Extract all lines from the data beneath that include the word "Peak".

● ● ●

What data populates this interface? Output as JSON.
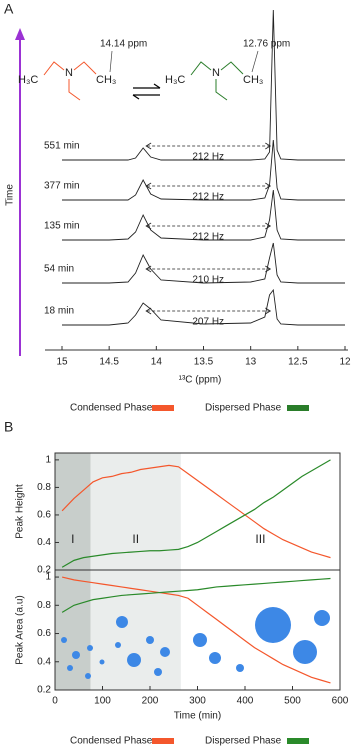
{
  "chart_data": [
    {
      "type": "spectrum",
      "panel_label": "A",
      "x_label": "¹³C (ppm)",
      "y_label": "Time",
      "xlim": [
        15,
        12
      ],
      "xticks": [
        15,
        14.5,
        14,
        13.5,
        13,
        12.5,
        12
      ],
      "molecule_labels": {
        "left": "H₃C",
        "center": "N",
        "right": "CH₃"
      },
      "annotations": [
        {
          "text": "14.14 ppm",
          "x": 14.14
        },
        {
          "text": "12.76 ppm",
          "x": 12.76
        }
      ],
      "legend": [
        {
          "name": "Condensed Phase",
          "color": "#f4572c"
        },
        {
          "name": "Dispersed Phase",
          "color": "#2a7d2a"
        }
      ],
      "x": [
        15,
        14.5,
        14.3,
        14.22,
        14.14,
        14.06,
        13.95,
        13.5,
        13,
        12.85,
        12.8,
        12.76,
        12.72,
        12.68,
        12.5,
        12
      ],
      "series": [
        {
          "name": "551 min",
          "color": "#222222",
          "splitting_label": "212 Hz",
          "values": [
            0,
            0,
            0,
            2,
            12,
            3,
            0,
            0,
            0,
            1,
            8,
            150,
            10,
            1,
            0,
            0
          ]
        },
        {
          "name": "377 min",
          "color": "#222222",
          "splitting_label": "212 Hz",
          "values": [
            0,
            0,
            0,
            5,
            20,
            6,
            1,
            0,
            0,
            2,
            15,
            60,
            12,
            1,
            0,
            0
          ]
        },
        {
          "name": "135 min",
          "color": "#222222",
          "splitting_label": "212 Hz",
          "values": [
            0,
            0,
            1,
            8,
            25,
            10,
            2,
            0,
            0,
            3,
            20,
            50,
            10,
            1,
            0,
            0
          ]
        },
        {
          "name": "54 min",
          "color": "#222222",
          "splitting_label": "210 Hz",
          "values": [
            0,
            0,
            1,
            10,
            28,
            14,
            3,
            0,
            1,
            4,
            25,
            40,
            8,
            1,
            0,
            0
          ]
        },
        {
          "name": "18 min",
          "color": "#222222",
          "splitting_label": "207 Hz",
          "values": [
            0,
            0,
            2,
            10,
            22,
            16,
            5,
            1,
            2,
            8,
            30,
            35,
            6,
            1,
            0,
            0
          ]
        }
      ]
    },
    {
      "type": "line",
      "panel_label": "B",
      "y_label": "Peak Height",
      "xlim": [
        0,
        600
      ],
      "ylim": [
        0.2,
        1.05
      ],
      "yticks": [
        0.2,
        0.4,
        0.6,
        0.8,
        1
      ],
      "regions": [
        {
          "label": "I",
          "x": [
            0,
            75
          ],
          "color": "#c8cecb"
        },
        {
          "label": "II",
          "x": [
            75,
            265
          ],
          "color": "#eaedec"
        },
        {
          "label": "III",
          "x": [
            265,
            600
          ],
          "color": "#ffffff"
        }
      ],
      "x": [
        15,
        40,
        60,
        80,
        100,
        120,
        140,
        160,
        180,
        200,
        220,
        240,
        260,
        280,
        300,
        320,
        340,
        360,
        380,
        400,
        420,
        440,
        460,
        480,
        500,
        520,
        540,
        560,
        580
      ],
      "series": [
        {
          "name": "Condensed Phase",
          "color": "#f4572c",
          "values": [
            0.63,
            0.72,
            0.78,
            0.84,
            0.87,
            0.88,
            0.9,
            0.91,
            0.93,
            0.94,
            0.95,
            0.96,
            0.95,
            0.9,
            0.85,
            0.8,
            0.75,
            0.7,
            0.65,
            0.6,
            0.55,
            0.5,
            0.46,
            0.42,
            0.39,
            0.36,
            0.33,
            0.31,
            0.29
          ]
        },
        {
          "name": "Dispersed Phase",
          "color": "#2a8a2a",
          "values": [
            0.22,
            0.27,
            0.29,
            0.3,
            0.31,
            0.32,
            0.325,
            0.33,
            0.335,
            0.34,
            0.34,
            0.345,
            0.35,
            0.37,
            0.4,
            0.44,
            0.48,
            0.52,
            0.56,
            0.6,
            0.64,
            0.69,
            0.73,
            0.78,
            0.83,
            0.88,
            0.92,
            0.96,
            1.0
          ]
        }
      ]
    },
    {
      "type": "line",
      "y_label": "Peak Area (a.u)",
      "x_label": "Time (min)",
      "xlim": [
        0,
        600
      ],
      "xticks": [
        0,
        100,
        200,
        300,
        400,
        500,
        600
      ],
      "ylim": [
        0.2,
        1.05
      ],
      "yticks": [
        0.2,
        0.4,
        0.6,
        0.8,
        1
      ],
      "x": [
        15,
        40,
        60,
        80,
        100,
        120,
        140,
        160,
        180,
        200,
        220,
        240,
        260,
        280,
        300,
        320,
        340,
        360,
        380,
        400,
        420,
        440,
        460,
        480,
        500,
        520,
        540,
        560,
        580
      ],
      "series": [
        {
          "values": [
            1.0,
            0.98,
            0.97,
            0.96,
            0.95,
            0.94,
            0.93,
            0.92,
            0.91,
            0.9,
            0.89,
            0.88,
            0.87,
            0.85,
            0.8,
            0.75,
            0.7,
            0.65,
            0.6,
            0.55,
            0.5,
            0.46,
            0.42,
            0.38,
            0.35,
            0.32,
            0.29,
            0.27,
            0.25
          ]
        },
        {
          "values": [
            0.75,
            0.8,
            0.82,
            0.84,
            0.85,
            0.86,
            0.87,
            0.875,
            0.88,
            0.885,
            0.89,
            0.895,
            0.9,
            0.905,
            0.91,
            0.92,
            0.93,
            0.935,
            0.94,
            0.945,
            0.95,
            0.955,
            0.96,
            0.965,
            0.97,
            0.975,
            0.98,
            0.985,
            0.99
          ]
        }
      ]
    }
  ]
}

● ● ●

| Written response |
      "y_label": "Peak Height",
      "y_label": "Peak Area (a.u)",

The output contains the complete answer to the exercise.